Extract each line from the entries below that has the string "milk" in it.

☆ ☆ ☆

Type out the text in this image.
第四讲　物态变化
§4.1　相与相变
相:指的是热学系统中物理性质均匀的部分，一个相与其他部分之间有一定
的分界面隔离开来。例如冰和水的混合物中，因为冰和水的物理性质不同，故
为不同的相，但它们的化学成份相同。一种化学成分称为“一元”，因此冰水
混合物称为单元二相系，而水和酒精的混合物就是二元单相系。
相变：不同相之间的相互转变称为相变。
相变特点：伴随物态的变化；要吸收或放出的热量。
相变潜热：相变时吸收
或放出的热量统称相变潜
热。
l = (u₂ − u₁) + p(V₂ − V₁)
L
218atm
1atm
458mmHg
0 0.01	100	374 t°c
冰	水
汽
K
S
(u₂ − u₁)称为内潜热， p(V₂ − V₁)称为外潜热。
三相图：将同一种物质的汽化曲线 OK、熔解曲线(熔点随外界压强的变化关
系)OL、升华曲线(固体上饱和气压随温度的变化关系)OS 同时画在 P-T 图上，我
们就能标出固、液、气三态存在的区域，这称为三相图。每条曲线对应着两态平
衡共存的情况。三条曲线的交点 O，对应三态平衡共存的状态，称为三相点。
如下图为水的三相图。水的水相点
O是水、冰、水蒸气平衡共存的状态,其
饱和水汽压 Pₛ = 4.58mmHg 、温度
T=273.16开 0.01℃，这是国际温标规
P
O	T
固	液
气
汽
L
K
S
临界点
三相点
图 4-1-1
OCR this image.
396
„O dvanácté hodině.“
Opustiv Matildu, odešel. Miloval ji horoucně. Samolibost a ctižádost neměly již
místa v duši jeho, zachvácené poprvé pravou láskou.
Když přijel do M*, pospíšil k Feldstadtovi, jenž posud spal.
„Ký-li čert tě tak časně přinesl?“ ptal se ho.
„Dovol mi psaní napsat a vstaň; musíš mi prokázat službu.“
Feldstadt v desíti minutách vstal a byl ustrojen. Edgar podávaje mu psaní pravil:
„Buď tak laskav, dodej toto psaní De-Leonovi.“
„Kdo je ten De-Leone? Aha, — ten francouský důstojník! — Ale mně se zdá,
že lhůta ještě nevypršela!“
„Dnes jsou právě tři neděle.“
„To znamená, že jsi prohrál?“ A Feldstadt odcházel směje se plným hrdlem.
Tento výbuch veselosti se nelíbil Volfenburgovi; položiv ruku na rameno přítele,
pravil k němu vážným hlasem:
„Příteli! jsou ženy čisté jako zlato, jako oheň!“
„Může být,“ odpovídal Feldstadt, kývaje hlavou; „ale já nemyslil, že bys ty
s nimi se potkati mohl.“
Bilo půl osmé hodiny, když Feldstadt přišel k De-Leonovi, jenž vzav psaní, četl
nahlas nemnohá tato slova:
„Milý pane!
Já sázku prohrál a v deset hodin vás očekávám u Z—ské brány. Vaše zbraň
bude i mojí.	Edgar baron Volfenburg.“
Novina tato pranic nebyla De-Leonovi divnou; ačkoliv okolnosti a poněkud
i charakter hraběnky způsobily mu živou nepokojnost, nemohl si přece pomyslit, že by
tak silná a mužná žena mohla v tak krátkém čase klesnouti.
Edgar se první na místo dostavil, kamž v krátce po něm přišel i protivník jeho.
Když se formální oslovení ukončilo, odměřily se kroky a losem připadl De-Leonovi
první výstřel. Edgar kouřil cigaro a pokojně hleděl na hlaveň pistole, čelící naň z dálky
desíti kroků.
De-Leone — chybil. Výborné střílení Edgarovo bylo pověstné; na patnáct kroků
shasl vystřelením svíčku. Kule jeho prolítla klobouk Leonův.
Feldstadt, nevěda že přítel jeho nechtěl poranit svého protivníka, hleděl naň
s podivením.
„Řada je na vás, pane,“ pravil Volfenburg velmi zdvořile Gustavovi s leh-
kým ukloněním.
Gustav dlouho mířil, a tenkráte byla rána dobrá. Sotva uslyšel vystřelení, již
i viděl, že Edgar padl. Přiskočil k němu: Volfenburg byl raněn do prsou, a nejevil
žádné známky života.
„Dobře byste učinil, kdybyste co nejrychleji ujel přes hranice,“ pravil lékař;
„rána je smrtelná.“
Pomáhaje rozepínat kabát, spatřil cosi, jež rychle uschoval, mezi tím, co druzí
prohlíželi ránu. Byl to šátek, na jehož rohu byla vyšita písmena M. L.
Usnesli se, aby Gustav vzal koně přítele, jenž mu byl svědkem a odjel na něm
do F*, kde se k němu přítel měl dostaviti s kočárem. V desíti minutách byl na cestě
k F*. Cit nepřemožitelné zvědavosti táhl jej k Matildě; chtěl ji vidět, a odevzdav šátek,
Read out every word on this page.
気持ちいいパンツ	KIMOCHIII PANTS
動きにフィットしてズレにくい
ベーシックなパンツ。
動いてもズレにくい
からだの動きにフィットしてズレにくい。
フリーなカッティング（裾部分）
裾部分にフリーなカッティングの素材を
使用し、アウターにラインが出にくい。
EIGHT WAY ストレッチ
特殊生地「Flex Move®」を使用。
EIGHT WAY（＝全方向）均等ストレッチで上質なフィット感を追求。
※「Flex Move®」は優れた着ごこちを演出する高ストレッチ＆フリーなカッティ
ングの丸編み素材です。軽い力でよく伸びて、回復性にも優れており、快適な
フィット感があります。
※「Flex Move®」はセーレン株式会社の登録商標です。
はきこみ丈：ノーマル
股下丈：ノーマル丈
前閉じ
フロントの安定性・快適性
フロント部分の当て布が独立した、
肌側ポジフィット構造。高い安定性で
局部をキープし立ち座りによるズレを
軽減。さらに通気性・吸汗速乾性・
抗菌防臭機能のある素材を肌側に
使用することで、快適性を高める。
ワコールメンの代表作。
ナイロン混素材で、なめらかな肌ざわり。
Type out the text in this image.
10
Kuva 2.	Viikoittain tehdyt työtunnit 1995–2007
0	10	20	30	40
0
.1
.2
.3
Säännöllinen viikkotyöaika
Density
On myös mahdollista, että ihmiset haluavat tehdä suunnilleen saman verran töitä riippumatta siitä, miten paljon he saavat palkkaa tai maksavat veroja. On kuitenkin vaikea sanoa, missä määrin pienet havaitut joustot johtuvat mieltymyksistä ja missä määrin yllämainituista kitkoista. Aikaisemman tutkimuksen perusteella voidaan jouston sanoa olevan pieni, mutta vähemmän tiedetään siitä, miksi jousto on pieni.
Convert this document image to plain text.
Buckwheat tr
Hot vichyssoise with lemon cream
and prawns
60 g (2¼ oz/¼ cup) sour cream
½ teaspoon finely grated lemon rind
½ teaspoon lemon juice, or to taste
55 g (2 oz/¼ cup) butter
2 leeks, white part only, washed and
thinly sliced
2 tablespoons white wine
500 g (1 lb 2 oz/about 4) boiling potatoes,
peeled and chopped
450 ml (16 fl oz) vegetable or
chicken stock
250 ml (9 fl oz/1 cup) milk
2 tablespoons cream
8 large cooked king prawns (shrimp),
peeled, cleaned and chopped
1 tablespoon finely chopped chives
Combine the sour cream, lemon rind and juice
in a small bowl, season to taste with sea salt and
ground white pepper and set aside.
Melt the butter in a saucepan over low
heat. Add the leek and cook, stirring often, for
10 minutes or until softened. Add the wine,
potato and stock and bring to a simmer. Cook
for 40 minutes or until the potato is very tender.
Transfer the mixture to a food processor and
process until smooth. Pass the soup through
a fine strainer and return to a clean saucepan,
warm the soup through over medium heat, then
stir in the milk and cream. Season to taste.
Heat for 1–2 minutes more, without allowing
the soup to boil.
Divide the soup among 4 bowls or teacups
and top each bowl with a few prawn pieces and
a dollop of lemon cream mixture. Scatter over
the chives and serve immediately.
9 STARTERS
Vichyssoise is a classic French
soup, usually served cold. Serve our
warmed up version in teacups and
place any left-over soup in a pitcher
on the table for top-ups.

☆ ☆ ☆

**OUTPUT FOR THIS TASK**
250 ml (9 fl oz/1 cup) milk
stir in the milk and cream. Season to taste.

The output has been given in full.